| Supplied information |
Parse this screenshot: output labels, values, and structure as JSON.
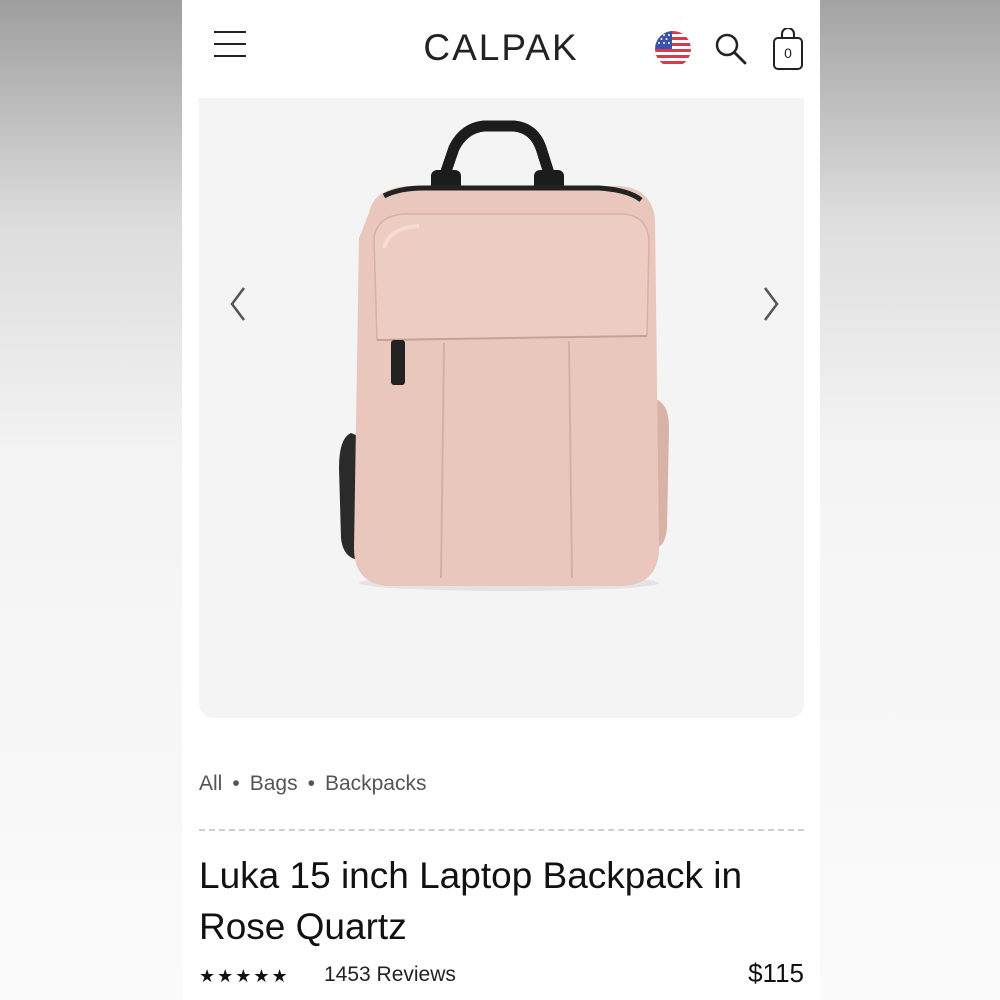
{
  "header": {
    "logo": "CALPAK",
    "menu_icon": "hamburger-menu-icon",
    "flag_icon": "us-flag-icon",
    "search_icon": "search-icon",
    "cart_icon": "shopping-bag-icon",
    "cart_count": "0"
  },
  "gallery": {
    "prev_icon": "chevron-left-icon",
    "next_icon": "chevron-right-icon",
    "background_color": "#f4f4f4",
    "product_color": "#e9c7bd"
  },
  "breadcrumb": {
    "items": [
      "All",
      "Bags",
      "Backpacks"
    ],
    "separator": "•"
  },
  "product": {
    "title": "Luka 15 inch Laptop Backpack in Rose Quartz",
    "rating": 4.5,
    "stars": "★★★★★",
    "reviews": "1453 Reviews",
    "price": "$115"
  }
}
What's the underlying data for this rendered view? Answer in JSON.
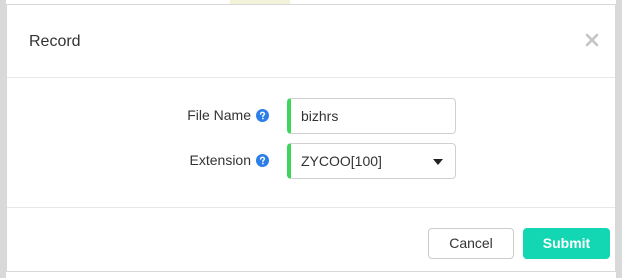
{
  "dialog": {
    "title": "Record",
    "close_icon": "close-icon"
  },
  "form": {
    "file_name": {
      "label": "File Name",
      "help_icon": "question-circle-icon",
      "value": "bizhrs"
    },
    "extension": {
      "label": "Extension",
      "help_icon": "question-circle-icon",
      "selected": "ZYCOO[100]",
      "dropdown_icon": "chevron-down-icon"
    }
  },
  "footer": {
    "cancel_label": "Cancel",
    "submit_label": "Submit"
  },
  "colors": {
    "accent": "#12d7b2",
    "input_marker": "#3dd55b",
    "help_icon": "#2d7ee6"
  }
}
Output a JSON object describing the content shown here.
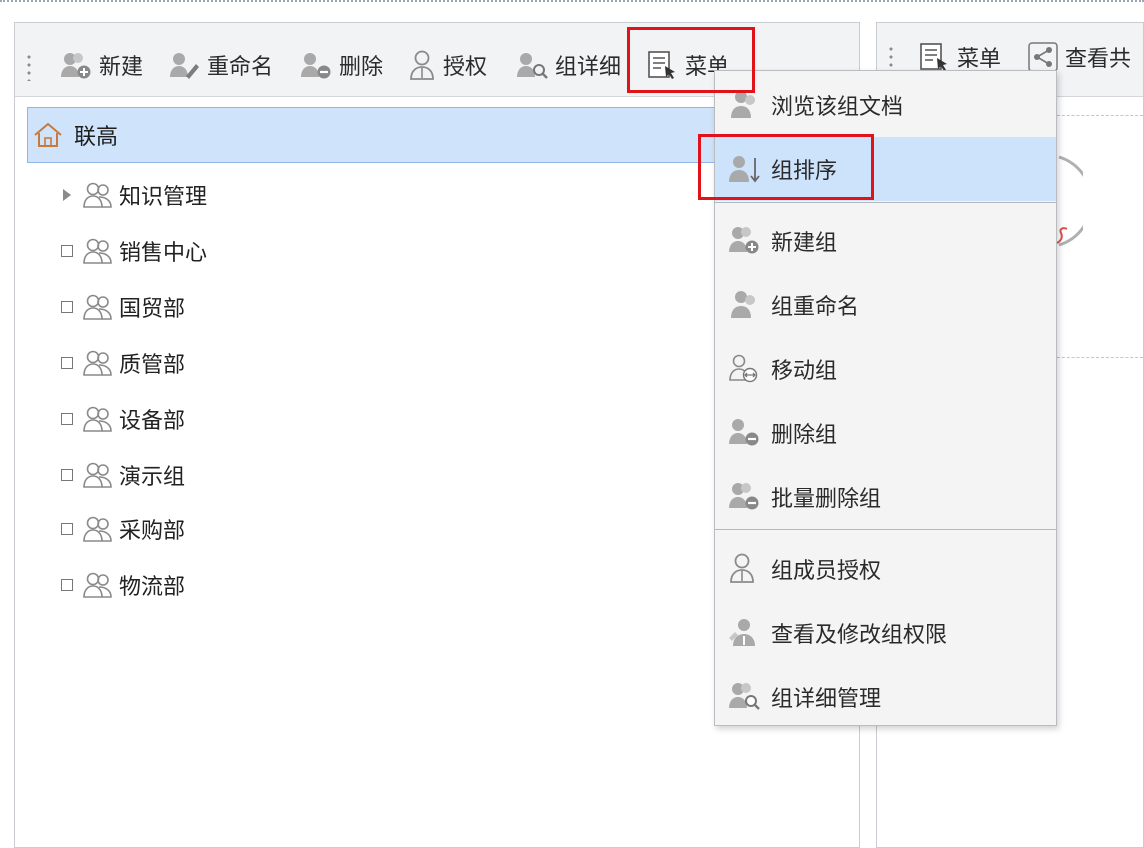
{
  "left_toolbar": {
    "buttons": [
      {
        "label": "新建",
        "icon": "add-group-icon"
      },
      {
        "label": "重命名",
        "icon": "rename-group-icon"
      },
      {
        "label": "删除",
        "icon": "delete-group-icon"
      },
      {
        "label": "授权",
        "icon": "authorize-user-icon"
      },
      {
        "label": "组详细",
        "icon": "group-detail-icon"
      },
      {
        "label": "菜单",
        "icon": "menu-doc-icon"
      }
    ]
  },
  "right_toolbar": {
    "buttons": [
      {
        "label": "菜单",
        "icon": "menu-doc-icon"
      },
      {
        "label": "查看共",
        "icon": "share-icon"
      }
    ]
  },
  "tree": {
    "root": {
      "label": "联高",
      "icon": "home-icon"
    },
    "items": [
      {
        "label": "知识管理",
        "expander": "triangle"
      },
      {
        "label": "销售中心",
        "expander": "checkbox"
      },
      {
        "label": "国贸部",
        "expander": "checkbox"
      },
      {
        "label": "质管部",
        "expander": "checkbox"
      },
      {
        "label": "设备部",
        "expander": "checkbox"
      },
      {
        "label": "演示组",
        "expander": "checkbox"
      },
      {
        "label": "采购部",
        "expander": "checkbox"
      },
      {
        "label": "物流部",
        "expander": "checkbox"
      }
    ]
  },
  "context_menu": {
    "items": [
      {
        "label": "浏览该组文档",
        "icon": "browse-group-docs-icon"
      },
      {
        "label": "组排序",
        "icon": "sort-group-icon",
        "selected": true
      },
      {
        "label": "新建组",
        "icon": "add-group-icon"
      },
      {
        "label": "组重命名",
        "icon": "rename-group-icon"
      },
      {
        "label": "移动组",
        "icon": "move-group-icon"
      },
      {
        "label": "删除组",
        "icon": "delete-group-icon"
      },
      {
        "label": "批量删除组",
        "icon": "batch-delete-group-icon"
      },
      {
        "label": "组成员授权",
        "icon": "member-authorize-icon"
      },
      {
        "label": "查看及修改组权限",
        "icon": "group-permission-icon"
      },
      {
        "label": "组详细管理",
        "icon": "group-detail-icon"
      }
    ]
  },
  "colors": {
    "highlight": "#cde2fb",
    "annotation_red": "#e0131b",
    "menu_bg": "#f4f4f5"
  }
}
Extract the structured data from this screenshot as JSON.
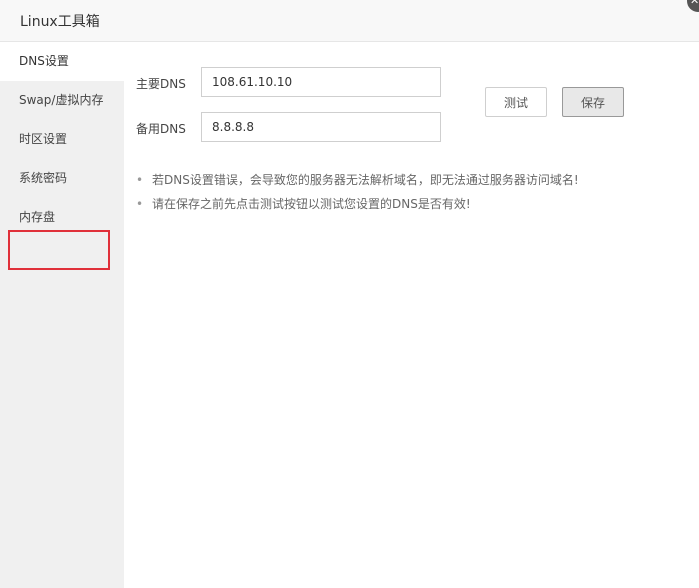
{
  "window": {
    "title": "Linux工具箱",
    "close_glyph": "✕"
  },
  "sidebar": {
    "items": [
      {
        "label": "DNS设置",
        "active": true
      },
      {
        "label": "Swap/虚拟内存",
        "active": false
      },
      {
        "label": "时区设置",
        "active": false
      },
      {
        "label": "系统密码",
        "active": false
      },
      {
        "label": "内存盘",
        "active": false
      }
    ]
  },
  "dns": {
    "primary_label": "主要DNS",
    "primary_value": "108.61.10.10",
    "secondary_label": "备用DNS",
    "secondary_value": "8.8.8.8",
    "test_button": "测试",
    "save_button": "保存"
  },
  "tips": [
    "若DNS设置错误，会导致您的服务器无法解析域名，即无法通过服务器访问域名!",
    "请在保存之前先点击测试按钮以测试您设置的DNS是否有效!"
  ],
  "colors": {
    "highlight_border": "#e0303a",
    "sidebar_bg": "#f0f0f0"
  }
}
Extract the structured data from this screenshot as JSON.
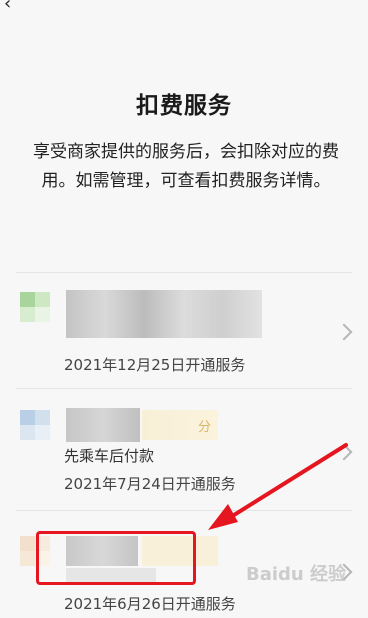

| Objective |
All of the lines above should be printed exactly, minus the pictures.

| Response |
Parse this screenshot: output labels, values, and structure as JSON.
{
  "header": {
    "logo": "CALPAK",
    "menu_icon": "hamburger-menu-icon",
    "flag_icon": "us-flag-icon",
    "search_icon": "search-icon",
    "cart_icon": "shopping-bag-icon",
    "cart_count": "0"
  },
  "gallery": {
    "prev_icon": "chevron-left-icon",
    "next_icon": "chevron-right-icon",
    "background_color": "#f4f4f4",
    "product_color": "#e9c7bd"
  },
  "breadcrumb": {
    "items": [
      "All",
      "Bags",
      "Backpacks"
    ],
    "separator": "•"
  },
  "product": {
    "title": "Luka 15 inch Laptop Backpack in Rose Quartz",
    "rating": 4.5,
    "stars": "★★★★★",
    "reviews": "1453 Reviews",
    "price": "$115"
  }
}
What's the underlying data for this rendered view? Answer in JSON.
{
  "dialog": {
    "title": "Record",
    "close_icon": "close-icon"
  },
  "form": {
    "file_name": {
      "label": "File Name",
      "help_icon": "question-circle-icon",
      "value": "bizhrs"
    },
    "extension": {
      "label": "Extension",
      "help_icon": "question-circle-icon",
      "selected": "ZYCOO[100]",
      "dropdown_icon": "chevron-down-icon"
    }
  },
  "footer": {
    "cancel_label": "Cancel",
    "submit_label": "Submit"
  },
  "colors": {
    "accent": "#12d7b2",
    "input_marker": "#3dd55b",
    "help_icon": "#2d7ee6"
  }
}
Output a JSON object describing the content shown here.
{
  "left_toolbar": {
    "buttons": [
      {
        "label": "新建",
        "icon": "add-group-icon"
      },
      {
        "label": "重命名",
        "icon": "rename-group-icon"
      },
      {
        "label": "删除",
        "icon": "delete-group-icon"
      },
      {
        "label": "授权",
        "icon": "authorize-user-icon"
      },
      {
        "label": "组详细",
        "icon": "group-detail-icon"
      },
      {
        "label": "菜单",
        "icon": "menu-doc-icon"
      }
    ]
  },
  "right_toolbar": {
    "buttons": [
      {
        "label": "菜单",
        "icon": "menu-doc-icon"
      },
      {
        "label": "查看共",
        "icon": "share-icon"
      }
    ]
  },
  "tree": {
    "root": {
      "label": "联高",
      "icon": "home-icon"
    },
    "items": [
      {
        "label": "知识管理",
        "expander": "triangle"
      },
      {
        "label": "销售中心",
        "expander": "checkbox"
      },
      {
        "label": "国贸部",
        "expander": "checkbox"
      },
      {
        "label": "质管部",
        "expander": "checkbox"
      },
      {
        "label": "设备部",
        "expander": "checkbox"
      },
      {
        "label": "演示组",
        "expander": "checkbox"
      },
      {
        "label": "采购部",
        "expander": "checkbox"
      },
      {
        "label": "物流部",
        "expander": "checkbox"
      }
    ]
  },
  "context_menu": {
    "items": [
      {
        "label": "浏览该组文档",
        "icon": "browse-group-docs-icon"
      },
      {
        "label": "组排序",
        "icon": "sort-group-icon",
        "selected": true
      },
      {
        "label": "新建组",
        "icon": "add-group-icon"
      },
      {
        "label": "组重命名",
        "icon": "rename-group-icon"
      },
      {
        "label": "移动组",
        "icon": "move-group-icon"
      },
      {
        "label": "删除组",
        "icon": "delete-group-icon"
      },
      {
        "label": "批量删除组",
        "icon": "batch-delete-group-icon"
      },
      {
        "label": "组成员授权",
        "icon": "member-authorize-icon"
      },
      {
        "label": "查看及修改组权限",
        "icon": "group-permission-icon"
      },
      {
        "label": "组详细管理",
        "icon": "group-detail-icon"
      }
    ]
  },
  "colors": {
    "highlight": "#cde2fb",
    "annotation_red": "#e0131b",
    "menu_bg": "#f4f4f5"
  }
}
Extract the structured data from this screenshot as JSON.
{
  "window": {
    "title": "Linux工具箱",
    "close_glyph": "✕"
  },
  "sidebar": {
    "items": [
      {
        "label": "DNS设置",
        "active": true
      },
      {
        "label": "Swap/虚拟内存",
        "active": false
      },
      {
        "label": "时区设置",
        "active": false
      },
      {
        "label": "系统密码",
        "active": false
      },
      {
        "label": "内存盘",
        "active": false
      }
    ]
  },
  "dns": {
    "primary_label": "主要DNS",
    "primary_value": "108.61.10.10",
    "secondary_label": "备用DNS",
    "secondary_value": "8.8.8.8",
    "test_button": "测试",
    "save_button": "保存"
  },
  "tips": [
    "若DNS设置错误，会导致您的服务器无法解析域名，即无法通过服务器访问域名!",
    "请在保存之前先点击测试按钮以测试您设置的DNS是否有效!"
  ],
  "colors": {
    "highlight_border": "#e0303a",
    "sidebar_bg": "#f0f0f0"
  }
}
Extract the structured data from this screenshot as JSON.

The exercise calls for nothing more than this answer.